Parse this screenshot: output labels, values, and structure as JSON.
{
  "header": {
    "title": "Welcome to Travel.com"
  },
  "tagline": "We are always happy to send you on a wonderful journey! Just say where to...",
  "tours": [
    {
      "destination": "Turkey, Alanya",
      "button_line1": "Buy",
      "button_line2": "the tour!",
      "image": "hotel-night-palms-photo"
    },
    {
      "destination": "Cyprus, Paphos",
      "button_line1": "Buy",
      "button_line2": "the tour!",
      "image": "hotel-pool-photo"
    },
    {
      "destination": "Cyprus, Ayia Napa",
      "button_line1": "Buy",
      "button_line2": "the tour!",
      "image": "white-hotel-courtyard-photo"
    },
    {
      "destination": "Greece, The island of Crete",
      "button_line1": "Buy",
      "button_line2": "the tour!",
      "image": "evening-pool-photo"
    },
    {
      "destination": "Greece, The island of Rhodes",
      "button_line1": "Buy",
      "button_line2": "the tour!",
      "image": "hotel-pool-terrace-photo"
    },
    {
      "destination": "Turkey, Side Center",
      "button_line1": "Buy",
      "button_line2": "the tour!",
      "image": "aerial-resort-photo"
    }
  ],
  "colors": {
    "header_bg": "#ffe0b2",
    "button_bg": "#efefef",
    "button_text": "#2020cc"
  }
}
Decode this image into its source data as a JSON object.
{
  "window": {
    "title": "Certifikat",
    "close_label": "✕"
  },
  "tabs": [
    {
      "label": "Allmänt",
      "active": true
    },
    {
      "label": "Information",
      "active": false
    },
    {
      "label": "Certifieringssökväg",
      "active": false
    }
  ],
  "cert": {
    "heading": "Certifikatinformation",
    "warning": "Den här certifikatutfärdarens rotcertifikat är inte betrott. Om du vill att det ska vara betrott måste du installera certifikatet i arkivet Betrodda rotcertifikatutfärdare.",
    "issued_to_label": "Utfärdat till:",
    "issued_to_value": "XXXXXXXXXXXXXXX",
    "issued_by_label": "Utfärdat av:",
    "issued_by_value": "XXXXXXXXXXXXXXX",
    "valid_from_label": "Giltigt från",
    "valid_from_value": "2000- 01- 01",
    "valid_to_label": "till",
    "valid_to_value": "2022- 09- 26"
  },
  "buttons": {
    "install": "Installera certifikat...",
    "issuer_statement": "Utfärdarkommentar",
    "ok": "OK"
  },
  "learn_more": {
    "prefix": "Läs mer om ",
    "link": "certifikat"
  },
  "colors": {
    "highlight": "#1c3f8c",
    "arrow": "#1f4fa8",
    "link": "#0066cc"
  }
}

━━━━

→ What you should do: Tell how many lines above contain the word "Turkey". Give the number alone.

→ Response: 2